### [WRITTEN EXERCISE]
Extract every line below that contains the word "pour".

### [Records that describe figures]
-=-=-=-=-

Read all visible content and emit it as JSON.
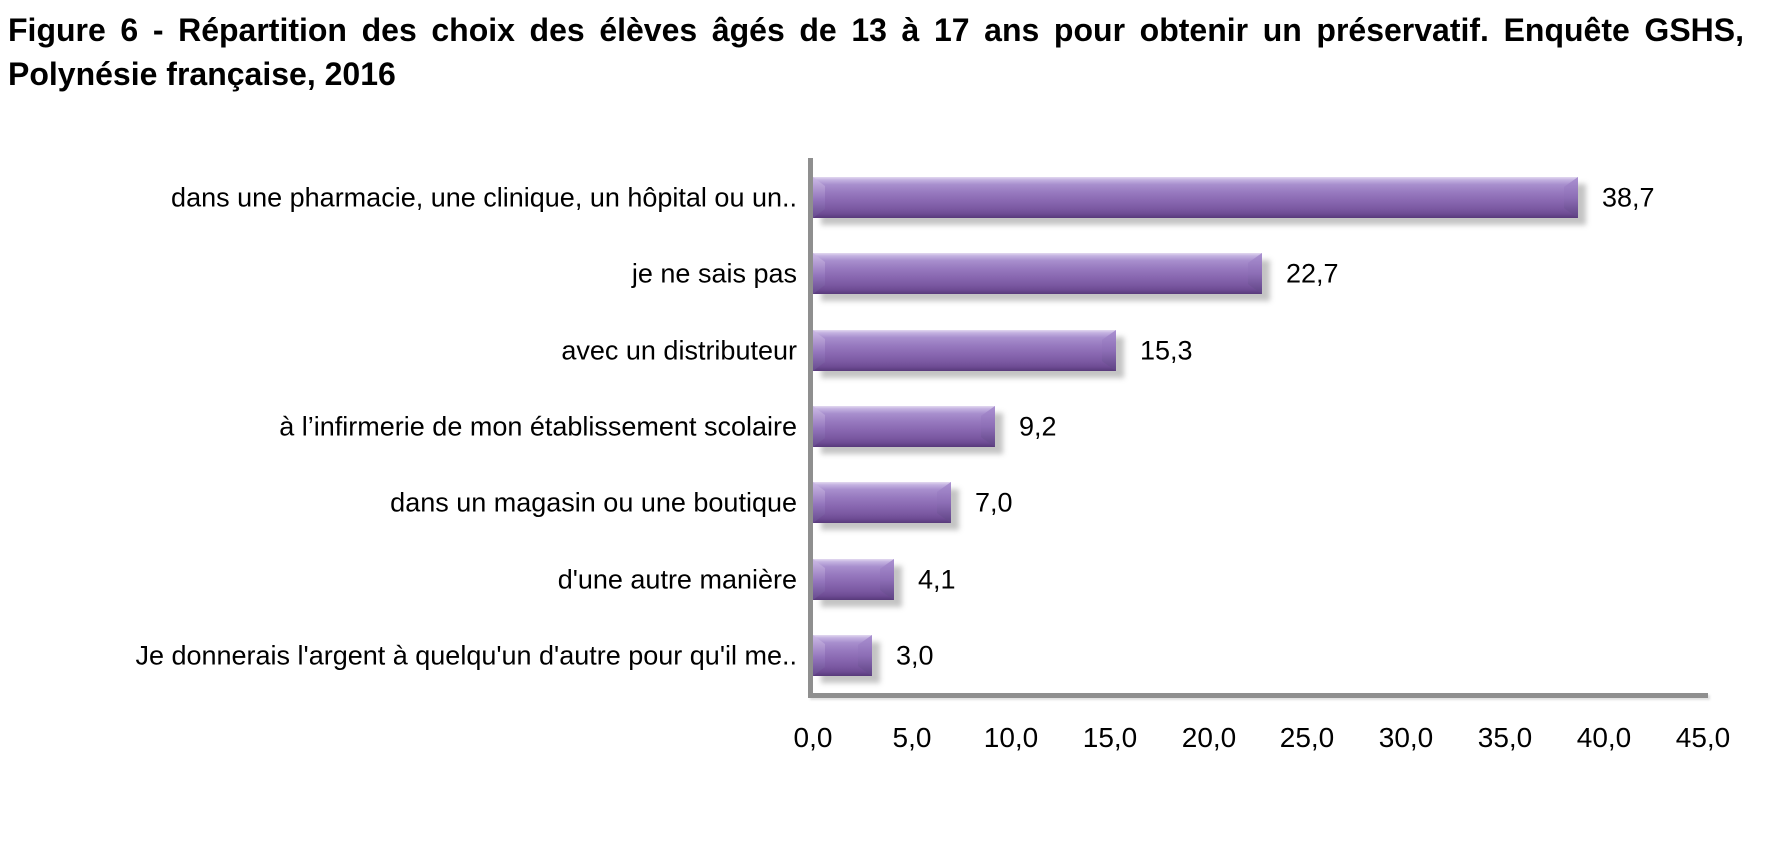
{
  "figure": {
    "title_line1": "Figure 6 - Répartition des choix des élèves âgés de 13 à 17 ans pour obtenir un préservatif. Enquête GSHS,",
    "title_line2": "Polynésie française, 2016"
  },
  "chart_data": {
    "type": "bar",
    "orientation": "horizontal",
    "title": "Figure 6 - Répartition des choix des élèves âgés de 13 à 17 ans pour obtenir un préservatif. Enquête GSHS, Polynésie française, 2016",
    "categories": [
      "dans une pharmacie, une clinique, un hôpital ou un..",
      "je ne sais pas",
      "avec un distributeur",
      "à l’infirmerie de mon établissement scolaire",
      "dans un magasin ou une boutique",
      "d'une autre manière",
      "Je donnerais l'argent à quelqu'un d'autre pour qu'il me.."
    ],
    "values": [
      38.7,
      22.7,
      15.3,
      9.2,
      7.0,
      4.1,
      3.0
    ],
    "value_labels": [
      "38,7",
      "22,7",
      "15,3",
      "9,2",
      "7,0",
      "4,1",
      "3,0"
    ],
    "x_ticks": [
      "0,0",
      "5,0",
      "10,0",
      "15,0",
      "20,0",
      "25,0",
      "30,0",
      "35,0",
      "40,0",
      "45,0"
    ],
    "xlim": [
      0,
      45
    ],
    "xlabel": "",
    "ylabel": "",
    "grid": false,
    "legend": "none",
    "bar_color": "#8064A2",
    "axis_color": "#8F8F8F",
    "text_color": "#000000",
    "background_color": "#FFFFFF"
  }
}
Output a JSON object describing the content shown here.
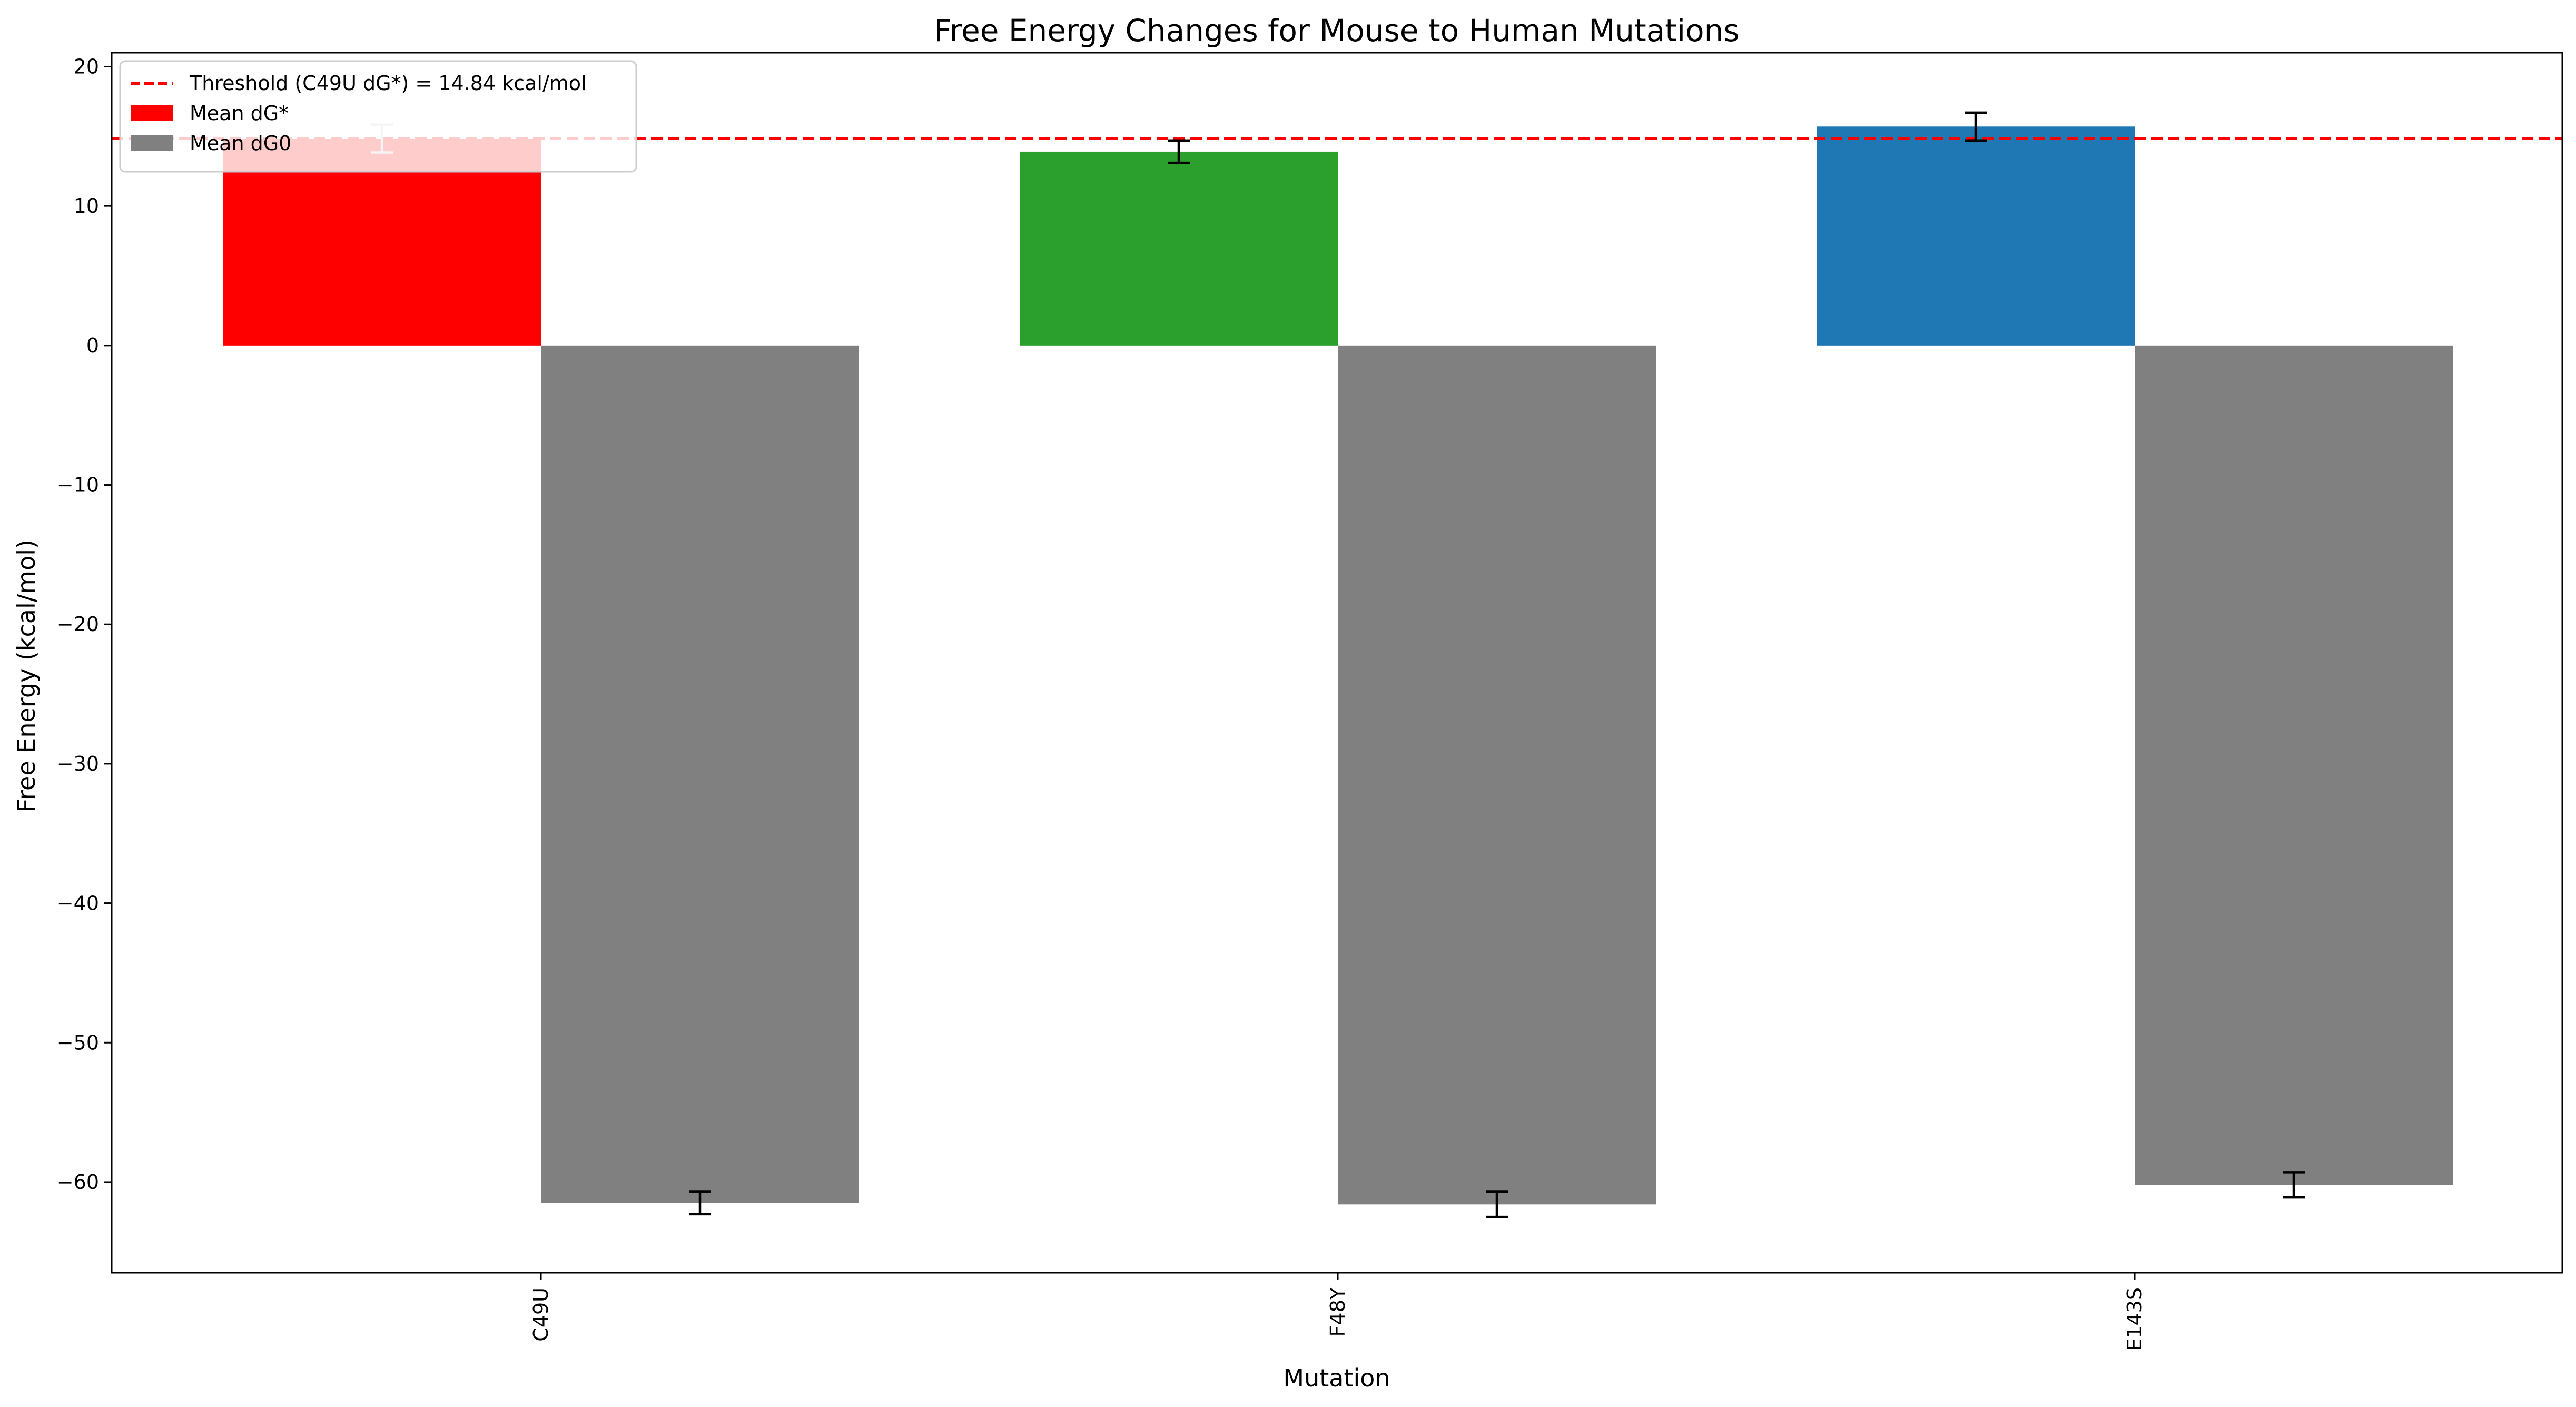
{
  "chart_data": {
    "type": "bar",
    "title": "Free Energy Changes for Mouse to Human Mutations",
    "xlabel": "Mutation",
    "ylabel": "Free Energy (kcal/mol)",
    "categories": [
      "C49U",
      "F48Y",
      "E143S"
    ],
    "series": [
      {
        "name": "Mean dG*",
        "values": [
          14.84,
          13.9,
          15.7
        ],
        "errors": [
          1.0,
          0.8,
          1.0
        ],
        "colors": [
          "#ff0000",
          "#2ca02c",
          "#1f77b4"
        ]
      },
      {
        "name": "Mean dG0",
        "values": [
          -61.5,
          -61.6,
          -60.2
        ],
        "errors": [
          0.8,
          0.9,
          0.9
        ],
        "colors": [
          "#808080",
          "#808080",
          "#808080"
        ]
      }
    ],
    "threshold": {
      "label": "Threshold (C49U dG*) = 14.84 kcal/mol",
      "value": 14.84,
      "color": "#ff0000"
    },
    "yticks": [
      20,
      10,
      0,
      -10,
      -20,
      -30,
      -40,
      -50,
      -60
    ],
    "ytick_labels": [
      "20",
      "10",
      "0",
      "−10",
      "−20",
      "−30",
      "−40",
      "−50",
      "−60"
    ],
    "ylim": [
      -66.5,
      21
    ],
    "grid": false,
    "legend": "upper-left"
  }
}
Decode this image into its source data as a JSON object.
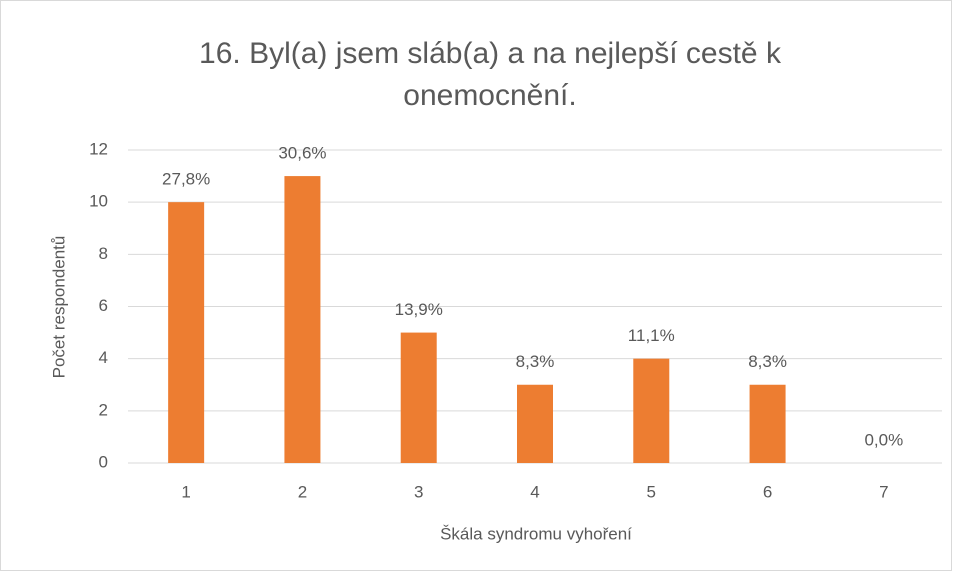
{
  "chart_data": {
    "type": "bar",
    "title": "16. Byl(a) jsem sláb(a) a na nejlepší cestě k onemocnění.",
    "categories": [
      "1",
      "2",
      "3",
      "4",
      "5",
      "6",
      "7"
    ],
    "values": [
      10,
      11,
      5,
      3,
      4,
      3,
      0
    ],
    "value_labels": [
      "27,8%",
      "30,6%",
      "13,9%",
      "8,3%",
      "11,1%",
      "8,3%",
      "0,0%"
    ],
    "color": "#ed7d31",
    "ylim": [
      0,
      12
    ],
    "yticks": [
      0,
      2,
      4,
      6,
      8,
      10,
      12
    ],
    "grid": true,
    "xlabel": "Škála syndromu vyhoření",
    "ylabel": "Počet respondentů"
  }
}
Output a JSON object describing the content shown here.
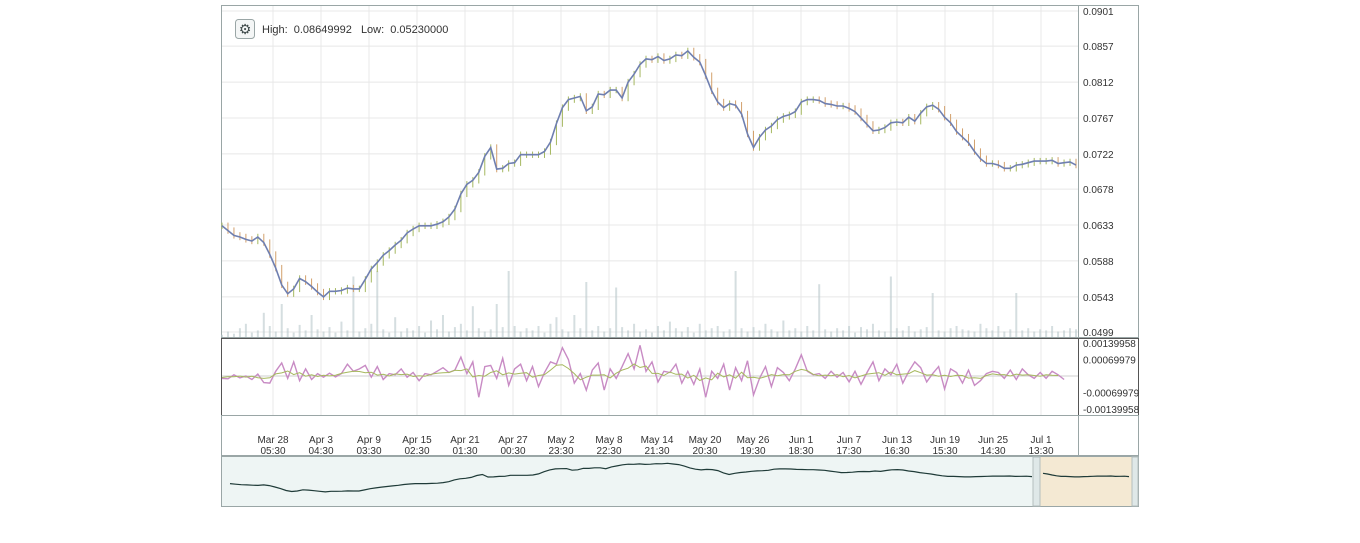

-=-=-=-=-

### [EXERCISE RESULT]
    "title_line1": "Figure 6 - Répartition des choix des élèves âgés de 13 à 17 ans pour obtenir un préservatif. Enquête GSHS,",
    "title": "Figure 6 - Répartition des choix des élèves âgés de 13 à 17 ans pour obtenir un préservatif. Enquête GSHS, Polynésie française, 2016",
      "Je donnerais l'argent à quelqu'un d'autre pour qu'il me.."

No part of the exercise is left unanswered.